EXERCISE INPUT:

** begin **

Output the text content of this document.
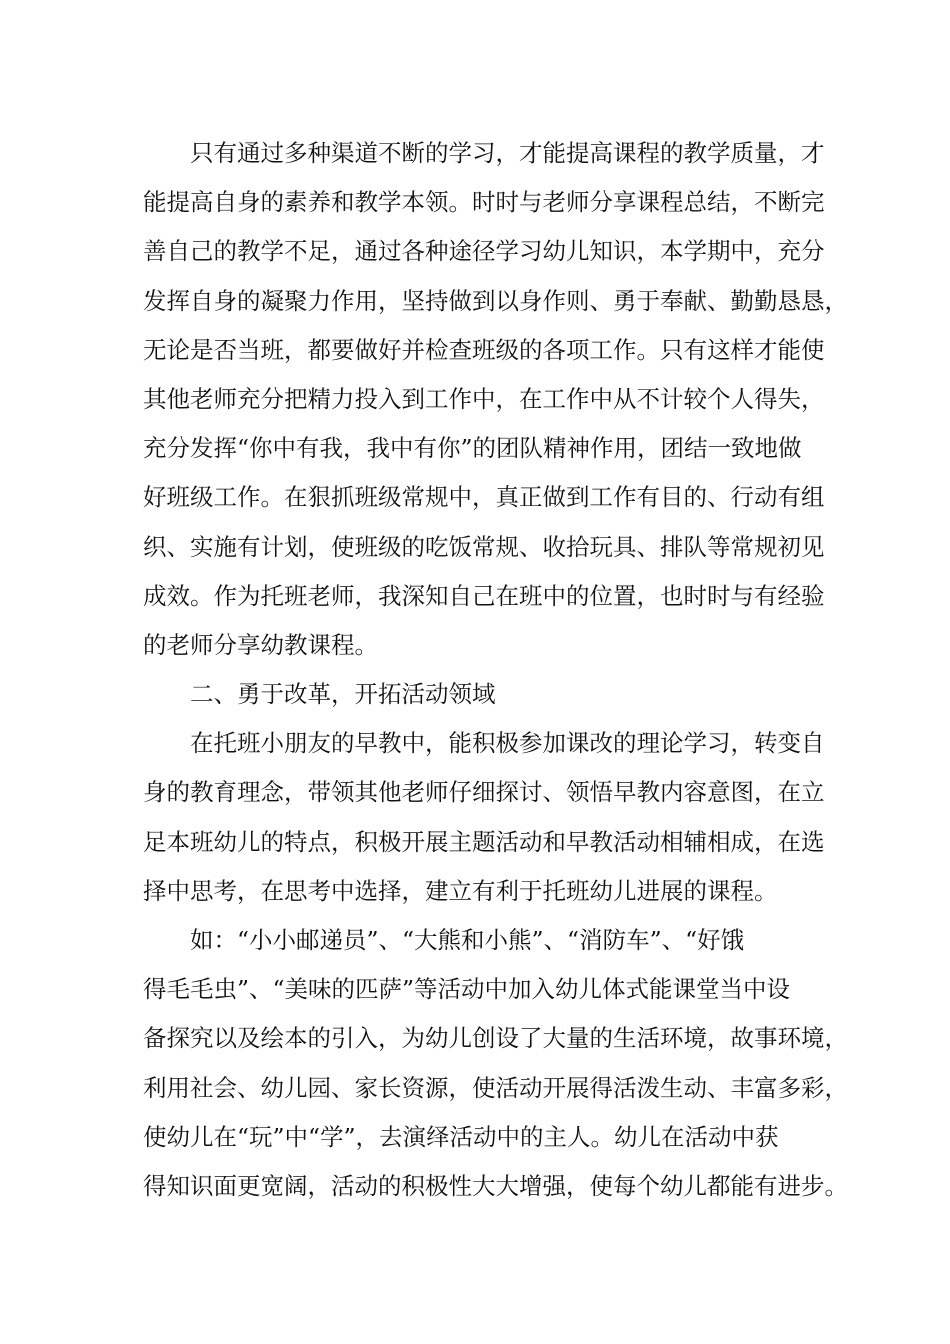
只有通过多种渠道不断的学习，才能提高课程的教学质量，才
能提高自身的素养和教学本领。时时与老师分享课程总结，不断完
善自己的教学不足，通过各种途径学习幼儿知识，本学期中，充分
发挥自身的凝聚力作用，坚持做到以身作则、勇于奉献、勤勤恳恳，
无论是否当班，都要做好并检查班级的各项工作。只有这样才能使
其他老师充分把精力投入到工作中，在工作中从不计较个人得失，
充分发挥“你中有我，我中有你”的团队精神作用，团结一致地做
好班级工作。在狠抓班级常规中，真正做到工作有目的、行动有组
织、实施有计划，使班级的吃饭常规、收拾玩具、排队等常规初见
成效。作为托班老师，我深知自己在班中的位置，也时时与有经验
的老师分享幼教课程。
二、勇于改革，开拓活动领域
在托班小朋友的早教中，能积极参加课改的理论学习，转变自
身的教育理念，带领其他老师仔细探讨、领悟早教内容意图，在立
足本班幼儿的特点，积极开展主题活动和早教活动相辅相成，在选
择中思考，在思考中选择，建立有利于托班幼儿进展的课程。
如：“小小邮递员”、“大熊和小熊”、“消防车”、“好饿
得毛毛虫”、“美味的匹萨”等活动中加入幼儿体式能课堂当中设
备探究以及绘本的引入，为幼儿创设了大量的生活环境，故事环境，
利用社会、幼儿园、家长资源，使活动开展得活泼生动、丰富多彩，
使幼儿在“玩”中“学”，去演绎活动中的主人。幼儿在活动中获
得知识面更宽阔，活动的积极性大大增强，使每个幼儿都能有进步。
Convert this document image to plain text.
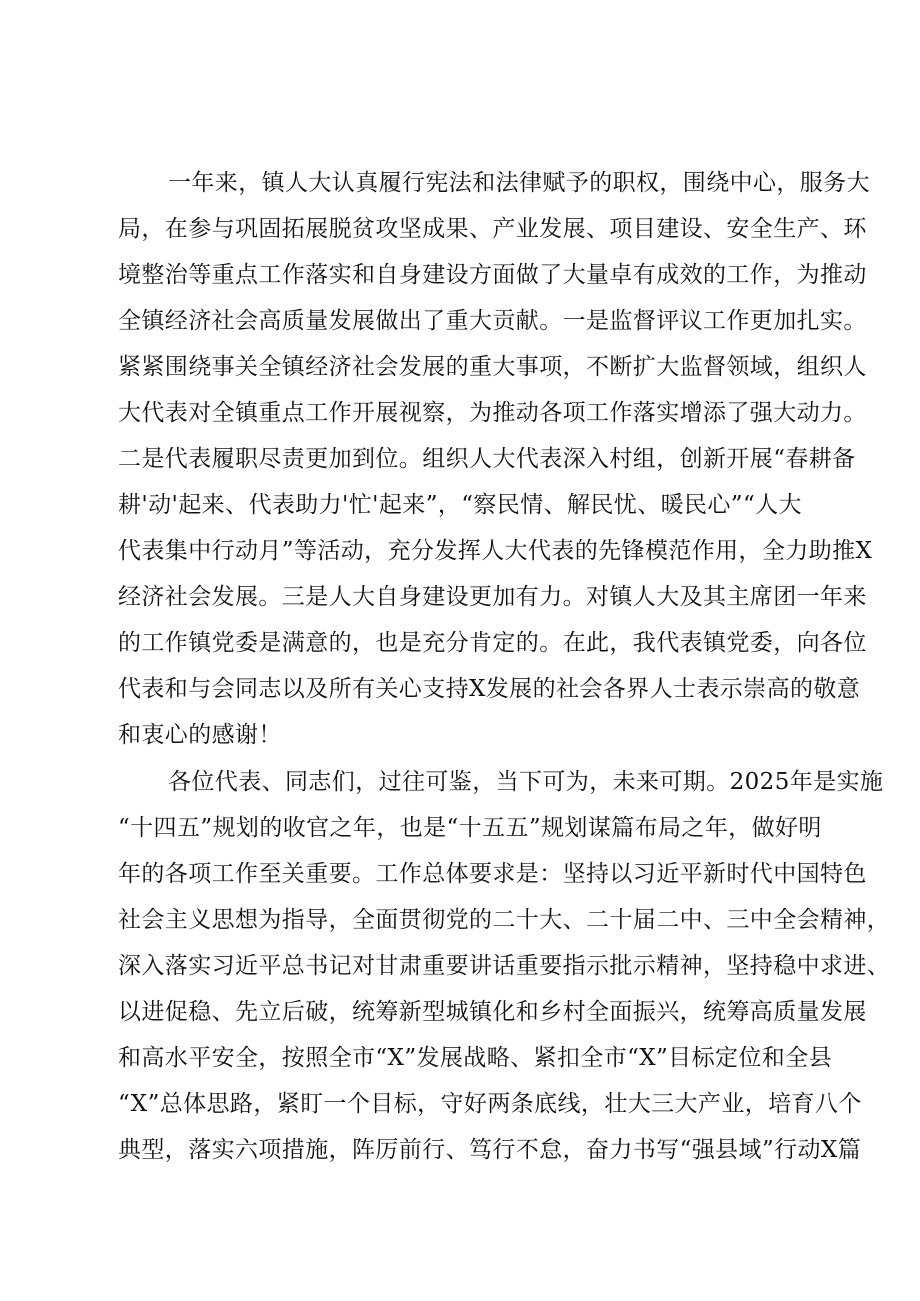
一年来，镇人大认真履行宪法和法律赋予的职权，围绕中心，服务大
局，在参与巩固拓展脱贫攻坚成果、产业发展、项目建设、安全生产、环
境整治等重点工作落实和自身建设方面做了大量卓有成效的工作，为推动
全镇经济社会高质量发展做出了重大贡献。一是监督评议工作更加扎实。
紧紧围绕事关全镇经济社会发展的重大事项，不断扩大监督领域，组织人
大代表对全镇重点工作开展视察，为推动各项工作落实增添了强大动力。
二是代表履职尽责更加到位。组织人大代表深入村组，创新开展“春耕备
耕'动'起来、代表助力'忙'起来”，“察民情、解民忧、暖民心”“人大
代表集中行动月”等活动，充分发挥人大代表的先锋模范作用，全力助推X
经济社会发展。三是人大自身建设更加有力。对镇人大及其主席团一年来
的工作镇党委是满意的，也是充分肯定的。在此，我代表镇党委，向各位
代表和与会同志以及所有关心支持X发展的社会各界人士表示崇高的敬意
和衷心的感谢！
各位代表、同志们，过往可鉴，当下可为，未来可期。2025年是实施
“十四五”规划的收官之年，也是“十五五”规划谋篇布局之年，做好明
年的各项工作至关重要。工作总体要求是：坚持以习近平新时代中国特色
社会主义思想为指导，全面贯彻党的二十大、二十届二中、三中全会精神，
深入落实习近平总书记对甘肃重要讲话重要指示批示精神，坚持稳中求进、
以进促稳、先立后破，统筹新型城镇化和乡村全面振兴，统筹高质量发展
和高水平安全，按照全市“X”发展战略、紧扣全市“X”目标定位和全县
“X”总体思路，紧盯一个目标，守好两条底线，壮大三大产业，培育八个
典型，落实六项措施，阵厉前行、笃行不怠，奋力书写“强县域”行动X篇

** end **

WHAT IS EXPECTED:
Take the line containing "Convert this document image to plain text." as the first line and the last line of the data above as the final one, and output exactly the lines between them, inclusive, with no pictures.

COMPLETED TASK:
Convert this document image to plain text.
一年来，镇人大认真履行宪法和法律赋予的职权，围绕中心，服务大
局，在参与巩固拓展脱贫攻坚成果、产业发展、项目建设、安全生产、环
境整治等重点工作落实和自身建设方面做了大量卓有成效的工作，为推动
全镇经济社会高质量发展做出了重大贡献。一是监督评议工作更加扎实。
紧紧围绕事关全镇经济社会发展的重大事项，不断扩大监督领域，组织人
大代表对全镇重点工作开展视察，为推动各项工作落实增添了强大动力。
二是代表履职尽责更加到位。组织人大代表深入村组，创新开展“春耕备
耕'动'起来、代表助力'忙'起来”，“察民情、解民忧、暖民心”“人大
代表集中行动月”等活动，充分发挥人大代表的先锋模范作用，全力助推X
经济社会发展。三是人大自身建设更加有力。对镇人大及其主席团一年来
的工作镇党委是满意的，也是充分肯定的。在此，我代表镇党委，向各位
代表和与会同志以及所有关心支持X发展的社会各界人士表示崇高的敬意
和衷心的感谢！
各位代表、同志们，过往可鉴，当下可为，未来可期。2025年是实施
“十四五”规划的收官之年，也是“十五五”规划谋篇布局之年，做好明
年的各项工作至关重要。工作总体要求是：坚持以习近平新时代中国特色
社会主义思想为指导，全面贯彻党的二十大、二十届二中、三中全会精神，
深入落实习近平总书记对甘肃重要讲话重要指示批示精神，坚持稳中求进、
以进促稳、先立后破，统筹新型城镇化和乡村全面振兴，统筹高质量发展
和高水平安全，按照全市“X”发展战略、紧扣全市“X”目标定位和全县
“X”总体思路，紧盯一个目标，守好两条底线，壮大三大产业，培育八个
典型，落实六项措施，阵厉前行、笃行不怠，奋力书写“强县域”行动X篇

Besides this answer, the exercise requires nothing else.